## BEGIN

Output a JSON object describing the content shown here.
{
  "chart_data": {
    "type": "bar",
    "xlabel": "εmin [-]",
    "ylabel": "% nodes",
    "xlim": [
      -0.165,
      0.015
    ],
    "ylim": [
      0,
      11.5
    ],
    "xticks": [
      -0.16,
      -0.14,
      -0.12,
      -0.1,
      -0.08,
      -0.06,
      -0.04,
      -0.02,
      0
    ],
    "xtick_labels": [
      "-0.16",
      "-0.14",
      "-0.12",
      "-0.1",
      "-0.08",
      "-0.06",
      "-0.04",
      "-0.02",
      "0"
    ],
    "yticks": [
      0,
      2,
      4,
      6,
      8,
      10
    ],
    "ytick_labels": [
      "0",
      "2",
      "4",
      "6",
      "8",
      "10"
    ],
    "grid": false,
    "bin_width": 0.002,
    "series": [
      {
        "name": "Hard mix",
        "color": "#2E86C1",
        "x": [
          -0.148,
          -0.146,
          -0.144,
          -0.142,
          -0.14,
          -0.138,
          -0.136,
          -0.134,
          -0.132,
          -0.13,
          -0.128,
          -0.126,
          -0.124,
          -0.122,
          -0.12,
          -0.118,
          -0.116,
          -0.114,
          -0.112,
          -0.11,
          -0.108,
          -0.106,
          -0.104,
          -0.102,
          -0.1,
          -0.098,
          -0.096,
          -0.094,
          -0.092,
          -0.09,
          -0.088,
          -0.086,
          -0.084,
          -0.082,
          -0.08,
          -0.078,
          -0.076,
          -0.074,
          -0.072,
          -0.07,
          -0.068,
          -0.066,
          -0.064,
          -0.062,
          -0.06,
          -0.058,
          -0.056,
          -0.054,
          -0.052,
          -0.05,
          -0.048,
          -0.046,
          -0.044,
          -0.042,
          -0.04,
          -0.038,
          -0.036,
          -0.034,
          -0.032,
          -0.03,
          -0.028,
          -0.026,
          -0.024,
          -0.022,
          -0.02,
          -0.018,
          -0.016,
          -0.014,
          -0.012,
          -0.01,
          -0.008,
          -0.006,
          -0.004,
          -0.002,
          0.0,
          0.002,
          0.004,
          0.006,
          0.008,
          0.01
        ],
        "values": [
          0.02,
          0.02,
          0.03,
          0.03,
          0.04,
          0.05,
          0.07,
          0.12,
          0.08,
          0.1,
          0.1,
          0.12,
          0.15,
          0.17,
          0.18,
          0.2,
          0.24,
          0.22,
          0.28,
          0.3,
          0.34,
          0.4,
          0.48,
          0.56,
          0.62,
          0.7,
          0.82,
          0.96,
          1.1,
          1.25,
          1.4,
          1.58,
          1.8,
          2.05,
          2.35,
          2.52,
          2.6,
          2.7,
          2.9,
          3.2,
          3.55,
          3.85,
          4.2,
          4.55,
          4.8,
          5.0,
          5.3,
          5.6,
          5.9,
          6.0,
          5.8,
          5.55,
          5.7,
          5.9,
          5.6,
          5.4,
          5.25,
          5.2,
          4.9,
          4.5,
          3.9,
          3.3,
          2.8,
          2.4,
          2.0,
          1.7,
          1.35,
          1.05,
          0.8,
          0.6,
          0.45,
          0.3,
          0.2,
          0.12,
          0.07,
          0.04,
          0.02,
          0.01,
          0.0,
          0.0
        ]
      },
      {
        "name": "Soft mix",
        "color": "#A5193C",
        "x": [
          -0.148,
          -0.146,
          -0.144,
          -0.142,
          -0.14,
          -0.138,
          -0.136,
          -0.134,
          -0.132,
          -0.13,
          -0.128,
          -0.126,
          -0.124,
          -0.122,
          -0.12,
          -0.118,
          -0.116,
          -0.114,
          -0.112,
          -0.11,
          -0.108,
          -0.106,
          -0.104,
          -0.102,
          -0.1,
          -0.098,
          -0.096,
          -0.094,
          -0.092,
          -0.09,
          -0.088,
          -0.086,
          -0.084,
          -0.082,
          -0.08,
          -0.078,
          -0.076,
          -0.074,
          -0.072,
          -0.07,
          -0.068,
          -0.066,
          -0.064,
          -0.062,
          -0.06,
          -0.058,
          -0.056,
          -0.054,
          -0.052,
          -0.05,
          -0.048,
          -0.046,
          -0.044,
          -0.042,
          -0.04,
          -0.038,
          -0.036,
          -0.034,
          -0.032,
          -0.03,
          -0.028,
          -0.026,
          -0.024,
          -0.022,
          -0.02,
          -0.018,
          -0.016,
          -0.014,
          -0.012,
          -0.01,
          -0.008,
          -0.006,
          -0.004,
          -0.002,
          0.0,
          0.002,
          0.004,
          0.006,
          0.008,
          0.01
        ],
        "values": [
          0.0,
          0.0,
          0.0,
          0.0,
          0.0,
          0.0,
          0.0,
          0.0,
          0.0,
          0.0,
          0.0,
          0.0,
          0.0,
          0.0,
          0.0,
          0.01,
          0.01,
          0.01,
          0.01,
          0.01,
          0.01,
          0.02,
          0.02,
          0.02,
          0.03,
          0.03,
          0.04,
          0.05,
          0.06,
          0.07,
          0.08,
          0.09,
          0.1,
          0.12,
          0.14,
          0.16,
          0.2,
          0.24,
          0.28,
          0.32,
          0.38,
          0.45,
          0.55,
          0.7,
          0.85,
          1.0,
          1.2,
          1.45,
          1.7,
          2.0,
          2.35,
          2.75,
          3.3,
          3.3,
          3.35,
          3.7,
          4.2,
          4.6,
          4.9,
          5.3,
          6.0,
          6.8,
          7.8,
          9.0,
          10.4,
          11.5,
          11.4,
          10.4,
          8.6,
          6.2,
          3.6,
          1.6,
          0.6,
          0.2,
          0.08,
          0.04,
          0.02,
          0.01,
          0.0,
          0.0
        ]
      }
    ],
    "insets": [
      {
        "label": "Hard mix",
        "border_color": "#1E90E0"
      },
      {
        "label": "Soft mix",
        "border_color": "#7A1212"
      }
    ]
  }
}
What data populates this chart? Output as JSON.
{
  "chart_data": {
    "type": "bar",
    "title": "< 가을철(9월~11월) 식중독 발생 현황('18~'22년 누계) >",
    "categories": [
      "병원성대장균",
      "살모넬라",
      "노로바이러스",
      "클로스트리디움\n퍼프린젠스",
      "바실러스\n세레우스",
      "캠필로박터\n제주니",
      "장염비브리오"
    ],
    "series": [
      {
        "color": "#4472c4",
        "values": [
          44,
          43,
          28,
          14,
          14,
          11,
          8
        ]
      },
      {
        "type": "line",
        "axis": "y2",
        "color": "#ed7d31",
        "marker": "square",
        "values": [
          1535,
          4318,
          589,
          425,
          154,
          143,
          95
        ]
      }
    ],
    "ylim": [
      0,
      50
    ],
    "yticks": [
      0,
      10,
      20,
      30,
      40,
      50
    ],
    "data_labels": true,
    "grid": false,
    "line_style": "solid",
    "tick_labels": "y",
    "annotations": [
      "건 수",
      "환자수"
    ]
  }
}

## END

• [CHALLENGE]:
Reproduce every line of the data verbatim.

• [ANSWER TO THE EXERCISE]:
Output a JSON object describing the content shown here.
{
  "chart_data": {
    "type": "bar",
    "xlabel": "εmin [-]",
    "ylabel": "% nodes",
    "xlim": [
      -0.165,
      0.015
    ],
    "ylim": [
      0,
      11.5
    ],
    "xticks": [
      -0.16,
      -0.14,
      -0.12,
      -0.1,
      -0.08,
      -0.06,
      -0.04,
      -0.02,
      0
    ],
    "xtick_labels": [
      "-0.16",
      "-0.14",
      "-0.12",
      "-0.1",
      "-0.08",
      "-0.06",
      "-0.04",
      "-0.02",
      "0"
    ],
    "yticks": [
      0,
      2,
      4,
      6,
      8,
      10
    ],
    "ytick_labels": [
      "0",
      "2",
      "4",
      "6",
      "8",
      "10"
    ],
    "grid": false,
    "bin_width": 0.002,
    "series": [
      {
        "name": "Hard mix",
        "color": "#2E86C1",
        "x": [
          -0.148,
          -0.146,
          -0.144,
          -0.142,
          -0.14,
          -0.138,
          -0.136,
          -0.134,
          -0.132,
          -0.13,
          -0.128,
          -0.126,
          -0.124,
          -0.122,
          -0.12,
          -0.118,
          -0.116,
          -0.114,
          -0.112,
          -0.11,
          -0.108,
          -0.106,
          -0.104,
          -0.102,
          -0.1,
          -0.098,
          -0.096,
          -0.094,
          -0.092,
          -0.09,
          -0.088,
          -0.086,
          -0.084,
          -0.082,
          -0.08,
          -0.078,
          -0.076,
          -0.074,
          -0.072,
          -0.07,
          -0.068,
          -0.066,
          -0.064,
          -0.062,
          -0.06,
          -0.058,
          -0.056,
          -0.054,
          -0.052,
          -0.05,
          -0.048,
          -0.046,
          -0.044,
          -0.042,
          -0.04,
          -0.038,
          -0.036,
          -0.034,
          -0.032,
          -0.03,
          -0.028,
          -0.026,
          -0.024,
          -0.022,
          -0.02,
          -0.018,
          -0.016,
          -0.014,
          -0.012,
          -0.01,
          -0.008,
          -0.006,
          -0.004,
          -0.002,
          0.0,
          0.002,
          0.004,
          0.006,
          0.008,
          0.01
        ],
        "values": [
          0.02,
          0.02,
          0.03,
          0.03,
          0.04,
          0.05,
          0.07,
          0.12,
          0.08,
          0.1,
          0.1,
          0.12,
          0.15,
          0.17,
          0.18,
          0.2,
          0.24,
          0.22,
          0.28,
          0.3,
          0.34,
          0.4,
          0.48,
          0.56,
          0.62,
          0.7,
          0.82,
          0.96,
          1.1,
          1.25,
          1.4,
          1.58,
          1.8,
          2.05,
          2.35,
          2.52,
          2.6,
          2.7,
          2.9,
          3.2,
          3.55,
          3.85,
          4.2,
          4.55,
          4.8,
          5.0,
          5.3,
          5.6,
          5.9,
          6.0,
          5.8,
          5.55,
          5.7,
          5.9,
          5.6,
          5.4,
          5.25,
          5.2,
          4.9,
          4.5,
          3.9,
          3.3,
          2.8,
          2.4,
          2.0,
          1.7,
          1.35,
          1.05,
          0.8,
          0.6,
          0.45,
          0.3,
          0.2,
          0.12,
          0.07,
          0.04,
          0.02,
          0.01,
          0.0,
          0.0
        ]
      },
      {
        "name": "Soft mix",
        "color": "#A5193C",
        "x": [
          -0.148,
          -0.146,
          -0.144,
          -0.142,
          -0.14,
          -0.138,
          -0.136,
          -0.134,
          -0.132,
          -0.13,
          -0.128,
          -0.126,
          -0.124,
          -0.122,
          -0.12,
          -0.118,
          -0.116,
          -0.114,
          -0.112,
          -0.11,
          -0.108,
          -0.106,
          -0.104,
          -0.102,
          -0.1,
          -0.098,
          -0.096,
          -0.094,
          -0.092,
          -0.09,
          -0.088,
          -0.086,
          -0.084,
          -0.082,
          -0.08,
          -0.078,
          -0.076,
          -0.074,
          -0.072,
          -0.07,
          -0.068,
          -0.066,
          -0.064,
          -0.062,
          -0.06,
          -0.058,
          -0.056,
          -0.054,
          -0.052,
          -0.05,
          -0.048,
          -0.046,
          -0.044,
          -0.042,
          -0.04,
          -0.038,
          -0.036,
          -0.034,
          -0.032,
          -0.03,
          -0.028,
          -0.026,
          -0.024,
          -0.022,
          -0.02,
          -0.018,
          -0.016,
          -0.014,
          -0.012,
          -0.01,
          -0.008,
          -0.006,
          -0.004,
          -0.002,
          0.0,
          0.002,
          0.004,
          0.006,
          0.008,
          0.01
        ],
        "values": [
          0.0,
          0.0,
          0.0,
          0.0,
          0.0,
          0.0,
          0.0,
          0.0,
          0.0,
          0.0,
          0.0,
          0.0,
          0.0,
          0.0,
          0.0,
          0.01,
          0.01,
          0.01,
          0.01,
          0.01,
          0.01,
          0.02,
          0.02,
          0.02,
          0.03,
          0.03,
          0.04,
          0.05,
          0.06,
          0.07,
          0.08,
          0.09,
          0.1,
          0.12,
          0.14,
          0.16,
          0.2,
          0.24,
          0.28,
          0.32,
          0.38,
          0.45,
          0.55,
          0.7,
          0.85,
          1.0,
          1.2,
          1.45,
          1.7,
          2.0,
          2.35,
          2.75,
          3.3,
          3.3,
          3.35,
          3.7,
          4.2,
          4.6,
          4.9,
          5.3,
          6.0,
          6.8,
          7.8,
          9.0,
          10.4,
          11.5,
          11.4,
          10.4,
          8.6,
          6.2,
          3.6,
          1.6,
          0.6,
          0.2,
          0.08,
          0.04,
          0.02,
          0.01,
          0.0,
          0.0
        ]
      }
    ],
    "insets": [
      {
        "label": "Hard mix",
        "border_color": "#1E90E0"
      },
      {
        "label": "Soft mix",
        "border_color": "#7A1212"
      }
    ]
  }
}
What data populates this chart? Output as JSON.
{
  "chart_data": {
    "type": "bar",
    "title": "< 가을철(9월~11월) 식중독 발생 현황('18~'22년 누계) >",
    "categories": [
      "병원성대장균",
      "살모넬라",
      "노로바이러스",
      "클로스트리디움\n퍼프린젠스",
      "바실러스\n세레우스",
      "캠필로박터\n제주니",
      "장염비브리오"
    ],
    "series": [
      {
        "color": "#4472c4",
        "values": [
          44,
          43,
          28,
          14,
          14,
          11,
          8
        ]
      },
      {
        "type": "line",
        "axis": "y2",
        "color": "#ed7d31",
        "marker": "square",
        "values": [
          1535,
          4318,
          589,
          425,
          154,
          143,
          95
        ]
      }
    ],
    "ylim": [
      0,
      50
    ],
    "yticks": [
      0,
      10,
      20,
      30,
      40,
      50
    ],
    "data_labels": true,
    "grid": false,
    "line_style": "solid",
    "tick_labels": "y",
    "annotations": [
      "건 수",
      "환자수"
    ]
  }
}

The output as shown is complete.